Recorded information:

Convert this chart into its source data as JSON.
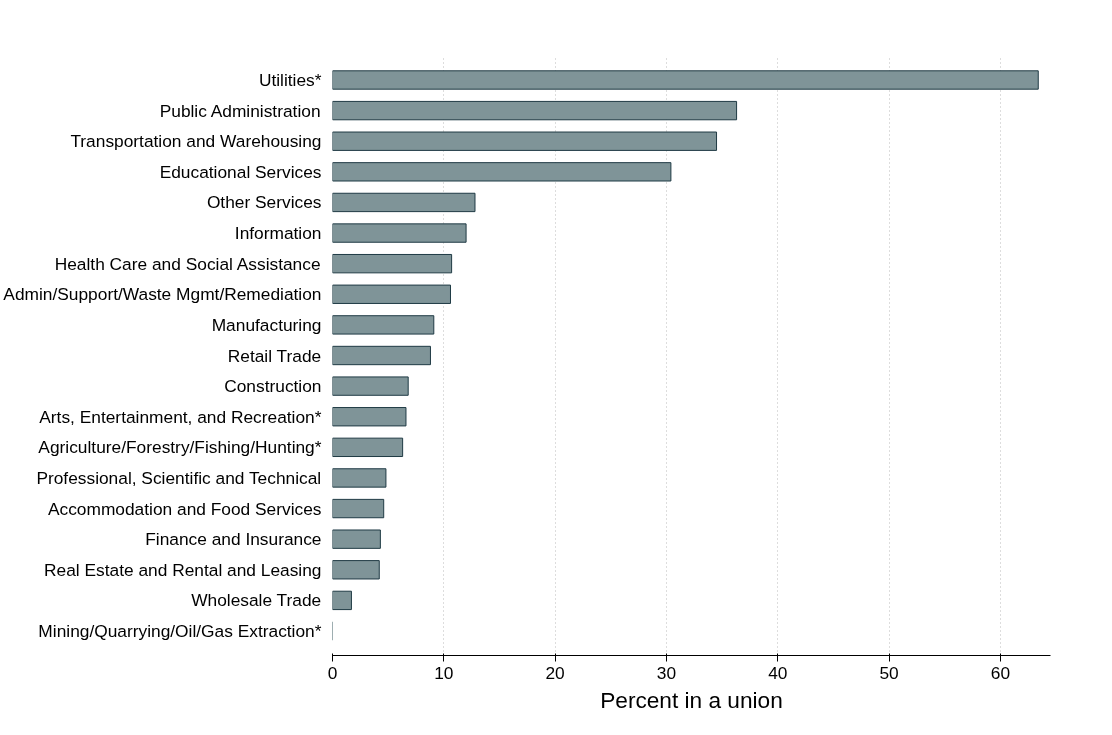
{
  "chart_data": {
    "type": "bar",
    "orientation": "horizontal",
    "xlabel": "Percent in a union",
    "categories": [
      "Utilities*",
      "Public Administration",
      "Transportation and Warehousing",
      "Educational Services",
      "Other Services",
      "Information",
      "Health Care and Social Assistance",
      "Admin/Support/Waste Mgmt/Remediation",
      "Manufacturing",
      "Retail Trade",
      "Construction",
      "Arts, Entertainment, and Recreation*",
      "Agriculture/Forestry/Fishing/Hunting*",
      "Professional, Scientific and Technical",
      "Accommodation and Food Services",
      "Finance and Insurance",
      "Real Estate and Rental and Leasing",
      "Wholesale Trade",
      "Mining/Quarrying/Oil/Gas Extraction*"
    ],
    "values": [
      63.4,
      36.3,
      34.5,
      30.4,
      12.8,
      12.0,
      10.7,
      10.6,
      9.1,
      8.8,
      6.8,
      6.6,
      6.3,
      4.8,
      4.6,
      4.3,
      4.2,
      1.7,
      0
    ],
    "color": "#7f9498",
    "xlim": [
      0,
      64.5
    ],
    "xticks": [
      0,
      10,
      20,
      30,
      40,
      50,
      60
    ],
    "grid": "x"
  }
}
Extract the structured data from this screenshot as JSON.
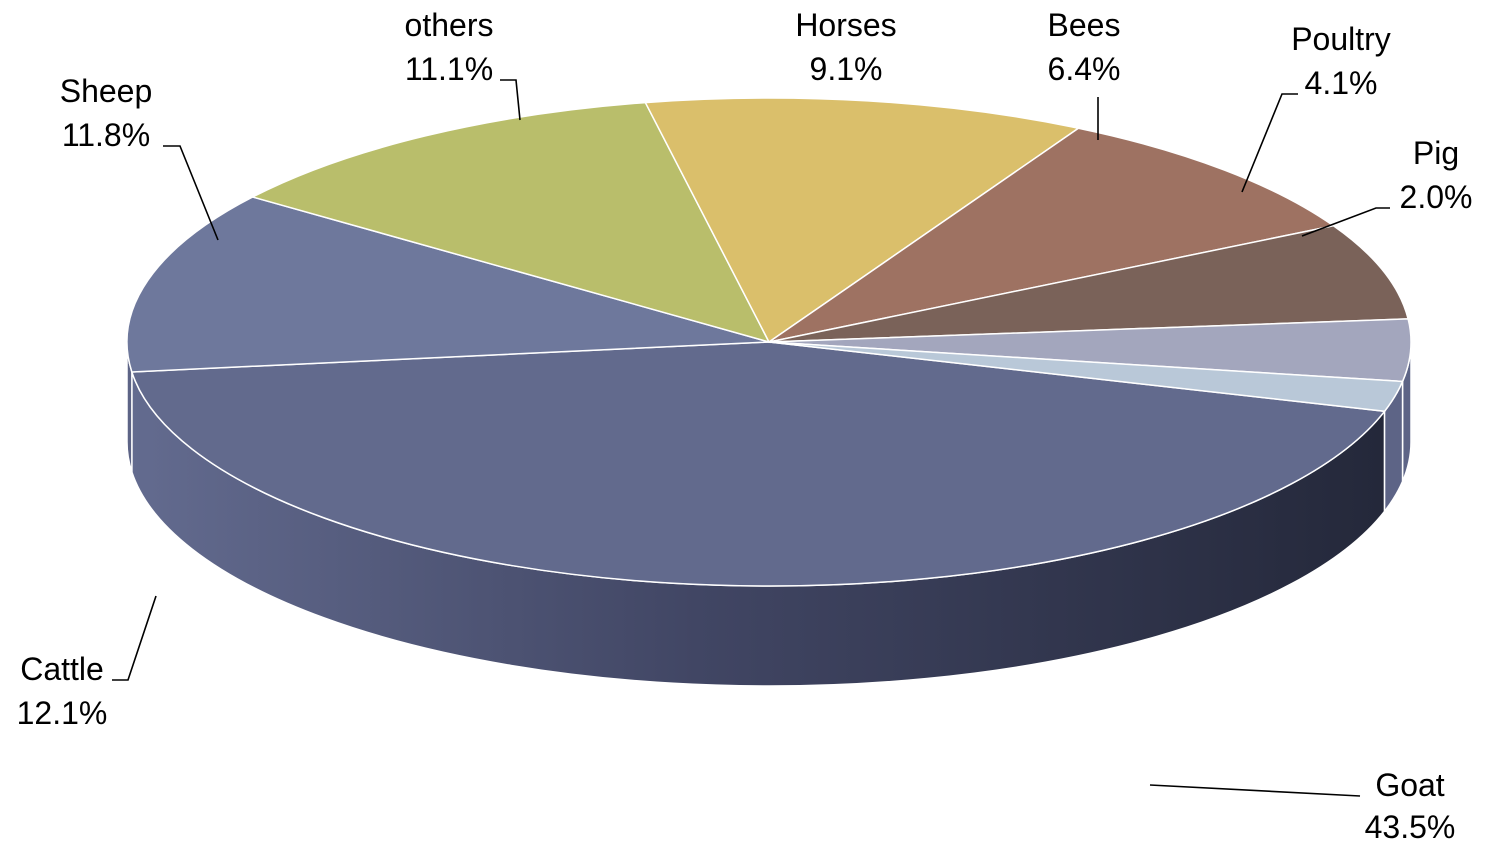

The exercise:
Pull out all lines of the data with the string "JSON".

Written solution:
Convert this chart into its source data as JSON.
Extract the structured data from this screenshot as JSON.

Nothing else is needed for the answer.